### [DESCRIPTION OF THE TASK]
Below is a set of records; print all of them exactly as written.

[Collected data entries]
======

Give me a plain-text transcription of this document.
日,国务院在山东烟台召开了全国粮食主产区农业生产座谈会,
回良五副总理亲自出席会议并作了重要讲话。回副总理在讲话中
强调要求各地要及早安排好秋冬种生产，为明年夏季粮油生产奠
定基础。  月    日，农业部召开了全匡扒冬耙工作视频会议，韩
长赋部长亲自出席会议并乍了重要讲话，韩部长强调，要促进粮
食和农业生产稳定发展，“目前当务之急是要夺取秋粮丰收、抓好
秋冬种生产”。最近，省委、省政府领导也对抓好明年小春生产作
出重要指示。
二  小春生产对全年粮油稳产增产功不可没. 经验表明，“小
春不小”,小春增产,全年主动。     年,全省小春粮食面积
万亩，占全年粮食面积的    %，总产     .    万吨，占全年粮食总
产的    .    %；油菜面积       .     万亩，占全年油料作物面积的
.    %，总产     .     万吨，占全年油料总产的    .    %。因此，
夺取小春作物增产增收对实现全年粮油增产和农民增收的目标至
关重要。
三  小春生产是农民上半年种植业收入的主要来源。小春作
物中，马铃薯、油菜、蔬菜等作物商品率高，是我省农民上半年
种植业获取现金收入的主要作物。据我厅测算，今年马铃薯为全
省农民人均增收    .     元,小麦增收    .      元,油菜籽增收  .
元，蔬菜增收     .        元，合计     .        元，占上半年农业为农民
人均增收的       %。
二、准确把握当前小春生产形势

======

### [FINAL RESULT]
Give me a plain-text transcription of this document.
日,国务院在山东烟台召开了全国粮食主产区农业生产座谈会,
回良五副总理亲自出席会议并作了重要讲话。回副总理在讲话中
强调要求各地要及早安排好秋冬种生产，为明年夏季粮油生产奠
定基础。  月    日，农业部召开了全匡扒冬耙工作视频会议，韩
长赋部长亲自出席会议并乍了重要讲话，韩部长强调，要促进粮
食和农业生产稳定发展，“目前当务之急是要夺取秋粮丰收、抓好
秋冬种生产”。最近，省委、省政府领导也对抓好明年小春生产作
出重要指示。
二  小春生产对全年粮油稳产增产功不可没. 经验表明，“小
春不小”,小春增产,全年主动。     年,全省小春粮食面积
万亩，占全年粮食面积的    %，总产     .    万吨，占全年粮食总
产的    .    %；油菜面积       .     万亩，占全年油料作物面积的
.    %，总产     .     万吨，占全年油料总产的    .    %。因此，
夺取小春作物增产增收对实现全年粮油增产和农民增收的目标至
关重要。
三  小春生产是农民上半年种植业收入的主要来源。小春作
物中，马铃薯、油菜、蔬菜等作物商品率高，是我省农民上半年
种植业获取现金收入的主要作物。据我厅测算，今年马铃薯为全
省农民人均增收    .     元,小麦增收    .      元,油菜籽增收  .
元，蔬菜增收     .        元，合计     .        元，占上半年农业为农民
人均增收的       %。
二、准确把握当前小春生产形势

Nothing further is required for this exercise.